WHAT TO DO
Pick out the lines below that contain the string "screenshot" and copy them all.
>> begin GIVEN DATA
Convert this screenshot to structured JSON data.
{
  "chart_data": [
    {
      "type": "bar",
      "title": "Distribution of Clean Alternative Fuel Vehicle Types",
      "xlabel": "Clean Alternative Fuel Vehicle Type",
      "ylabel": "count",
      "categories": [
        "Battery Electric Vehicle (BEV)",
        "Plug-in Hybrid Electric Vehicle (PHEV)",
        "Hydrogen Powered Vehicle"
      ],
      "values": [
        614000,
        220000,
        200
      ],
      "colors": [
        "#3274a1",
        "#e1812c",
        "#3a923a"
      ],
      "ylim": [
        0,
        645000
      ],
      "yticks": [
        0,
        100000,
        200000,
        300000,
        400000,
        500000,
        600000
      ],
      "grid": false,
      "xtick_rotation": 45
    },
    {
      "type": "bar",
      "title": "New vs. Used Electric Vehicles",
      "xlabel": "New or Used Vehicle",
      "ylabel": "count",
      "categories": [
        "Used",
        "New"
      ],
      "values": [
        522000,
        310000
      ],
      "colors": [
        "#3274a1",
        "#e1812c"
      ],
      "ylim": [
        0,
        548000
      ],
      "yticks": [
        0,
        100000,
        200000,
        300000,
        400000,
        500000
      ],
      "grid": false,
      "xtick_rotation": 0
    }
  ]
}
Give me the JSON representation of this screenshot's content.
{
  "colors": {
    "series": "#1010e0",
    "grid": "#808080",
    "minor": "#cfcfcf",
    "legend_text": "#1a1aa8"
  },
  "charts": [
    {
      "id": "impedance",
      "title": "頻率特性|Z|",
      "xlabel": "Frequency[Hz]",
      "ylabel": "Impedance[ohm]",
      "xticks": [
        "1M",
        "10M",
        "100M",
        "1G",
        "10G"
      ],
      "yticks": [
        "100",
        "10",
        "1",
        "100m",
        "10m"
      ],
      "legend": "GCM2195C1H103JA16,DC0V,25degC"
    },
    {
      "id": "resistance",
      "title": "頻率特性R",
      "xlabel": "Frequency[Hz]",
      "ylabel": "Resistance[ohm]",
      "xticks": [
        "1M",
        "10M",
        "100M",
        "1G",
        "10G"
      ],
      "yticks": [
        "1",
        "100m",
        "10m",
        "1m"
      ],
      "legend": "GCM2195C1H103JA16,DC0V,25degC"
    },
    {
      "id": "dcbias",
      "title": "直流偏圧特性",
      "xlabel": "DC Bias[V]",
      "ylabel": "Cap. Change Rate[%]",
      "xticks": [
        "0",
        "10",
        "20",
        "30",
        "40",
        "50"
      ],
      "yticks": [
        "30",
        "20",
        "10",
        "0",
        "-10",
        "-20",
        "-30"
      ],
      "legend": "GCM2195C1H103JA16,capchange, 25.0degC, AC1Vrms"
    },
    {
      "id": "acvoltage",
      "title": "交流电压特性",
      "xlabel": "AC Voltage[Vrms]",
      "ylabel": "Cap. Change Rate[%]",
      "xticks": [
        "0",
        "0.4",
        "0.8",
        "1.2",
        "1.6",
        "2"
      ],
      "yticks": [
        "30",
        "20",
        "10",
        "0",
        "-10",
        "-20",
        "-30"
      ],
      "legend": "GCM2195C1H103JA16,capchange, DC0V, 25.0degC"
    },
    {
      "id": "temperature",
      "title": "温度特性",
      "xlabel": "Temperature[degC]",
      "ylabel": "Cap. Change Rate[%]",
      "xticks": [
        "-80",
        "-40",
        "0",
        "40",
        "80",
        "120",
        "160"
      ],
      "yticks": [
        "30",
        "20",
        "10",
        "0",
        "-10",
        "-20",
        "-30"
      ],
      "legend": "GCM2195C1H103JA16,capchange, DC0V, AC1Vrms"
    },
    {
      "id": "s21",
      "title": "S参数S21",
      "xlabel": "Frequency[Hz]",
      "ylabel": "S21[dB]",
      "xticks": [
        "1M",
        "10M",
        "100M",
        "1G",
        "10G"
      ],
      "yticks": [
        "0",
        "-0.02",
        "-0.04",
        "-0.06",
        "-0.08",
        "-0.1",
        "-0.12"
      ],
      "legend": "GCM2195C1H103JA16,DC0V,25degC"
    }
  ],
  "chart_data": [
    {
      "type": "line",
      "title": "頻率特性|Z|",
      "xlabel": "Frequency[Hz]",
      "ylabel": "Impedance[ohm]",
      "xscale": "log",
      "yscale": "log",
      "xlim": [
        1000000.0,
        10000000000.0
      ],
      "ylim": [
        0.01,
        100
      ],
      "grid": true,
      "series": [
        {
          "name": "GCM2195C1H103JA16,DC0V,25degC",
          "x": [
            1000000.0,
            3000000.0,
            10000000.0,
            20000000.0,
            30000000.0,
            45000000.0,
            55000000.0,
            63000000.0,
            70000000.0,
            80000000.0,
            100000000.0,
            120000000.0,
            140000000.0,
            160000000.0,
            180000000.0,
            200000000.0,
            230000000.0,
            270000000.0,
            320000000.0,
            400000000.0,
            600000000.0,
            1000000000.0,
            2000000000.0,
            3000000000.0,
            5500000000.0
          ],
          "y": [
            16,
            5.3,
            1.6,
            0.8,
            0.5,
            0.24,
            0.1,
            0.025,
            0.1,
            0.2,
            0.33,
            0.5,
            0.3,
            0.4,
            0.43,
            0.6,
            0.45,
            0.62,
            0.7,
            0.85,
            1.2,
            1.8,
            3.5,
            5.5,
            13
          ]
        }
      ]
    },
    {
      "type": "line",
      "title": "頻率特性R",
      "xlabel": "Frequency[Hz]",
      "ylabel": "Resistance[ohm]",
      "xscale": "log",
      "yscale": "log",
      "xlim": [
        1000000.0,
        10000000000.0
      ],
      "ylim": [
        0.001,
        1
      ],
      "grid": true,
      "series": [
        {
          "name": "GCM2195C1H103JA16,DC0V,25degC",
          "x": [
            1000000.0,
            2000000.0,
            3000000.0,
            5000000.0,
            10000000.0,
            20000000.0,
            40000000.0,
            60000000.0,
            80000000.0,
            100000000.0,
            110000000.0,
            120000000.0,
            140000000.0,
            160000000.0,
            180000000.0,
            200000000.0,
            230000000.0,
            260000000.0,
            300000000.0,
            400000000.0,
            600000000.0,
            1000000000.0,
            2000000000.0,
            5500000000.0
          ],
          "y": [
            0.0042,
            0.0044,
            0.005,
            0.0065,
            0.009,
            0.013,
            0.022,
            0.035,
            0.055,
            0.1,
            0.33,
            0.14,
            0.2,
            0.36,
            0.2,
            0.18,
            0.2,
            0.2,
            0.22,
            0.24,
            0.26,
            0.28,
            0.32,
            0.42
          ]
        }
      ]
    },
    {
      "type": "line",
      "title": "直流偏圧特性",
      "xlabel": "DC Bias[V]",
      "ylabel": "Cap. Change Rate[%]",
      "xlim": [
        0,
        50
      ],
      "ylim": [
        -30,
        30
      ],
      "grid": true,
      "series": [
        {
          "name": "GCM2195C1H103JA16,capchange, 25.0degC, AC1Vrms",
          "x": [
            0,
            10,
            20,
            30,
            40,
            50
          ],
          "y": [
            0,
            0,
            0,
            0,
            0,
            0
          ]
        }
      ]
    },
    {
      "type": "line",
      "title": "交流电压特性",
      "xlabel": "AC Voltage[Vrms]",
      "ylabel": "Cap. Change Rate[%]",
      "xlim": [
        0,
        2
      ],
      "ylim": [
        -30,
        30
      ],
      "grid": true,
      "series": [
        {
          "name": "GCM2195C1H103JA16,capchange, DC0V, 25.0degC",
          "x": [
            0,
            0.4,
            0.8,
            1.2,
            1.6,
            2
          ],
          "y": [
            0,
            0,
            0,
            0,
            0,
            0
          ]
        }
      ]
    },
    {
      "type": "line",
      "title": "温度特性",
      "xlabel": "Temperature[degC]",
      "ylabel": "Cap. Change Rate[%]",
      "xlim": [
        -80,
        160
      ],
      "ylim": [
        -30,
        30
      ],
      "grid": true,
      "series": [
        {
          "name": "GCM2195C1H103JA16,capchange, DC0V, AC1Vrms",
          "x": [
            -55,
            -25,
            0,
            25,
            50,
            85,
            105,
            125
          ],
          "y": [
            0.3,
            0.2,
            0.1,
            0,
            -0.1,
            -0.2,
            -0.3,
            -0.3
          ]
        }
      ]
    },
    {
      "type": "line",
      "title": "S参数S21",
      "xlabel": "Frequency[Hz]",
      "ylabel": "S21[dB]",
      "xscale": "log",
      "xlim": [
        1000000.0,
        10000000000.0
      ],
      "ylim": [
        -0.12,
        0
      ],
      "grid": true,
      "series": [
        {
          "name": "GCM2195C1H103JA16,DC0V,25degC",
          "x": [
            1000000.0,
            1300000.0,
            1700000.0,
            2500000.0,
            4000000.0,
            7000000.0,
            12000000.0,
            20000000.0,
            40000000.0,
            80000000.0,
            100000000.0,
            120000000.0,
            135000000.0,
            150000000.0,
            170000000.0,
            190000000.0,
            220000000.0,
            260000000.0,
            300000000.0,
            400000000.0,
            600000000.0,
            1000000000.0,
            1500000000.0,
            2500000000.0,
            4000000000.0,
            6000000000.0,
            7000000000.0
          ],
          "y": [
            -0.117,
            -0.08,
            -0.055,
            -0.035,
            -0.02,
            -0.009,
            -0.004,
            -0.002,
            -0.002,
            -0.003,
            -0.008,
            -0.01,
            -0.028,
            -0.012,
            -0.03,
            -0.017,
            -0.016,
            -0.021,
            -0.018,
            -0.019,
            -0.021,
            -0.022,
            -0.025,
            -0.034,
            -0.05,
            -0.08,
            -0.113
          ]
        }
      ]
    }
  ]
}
>> end GIVEN DATA
COMPLETE RESPONSE
Convert this screenshot to structured JSON data.
Give me the JSON representation of this screenshot's content.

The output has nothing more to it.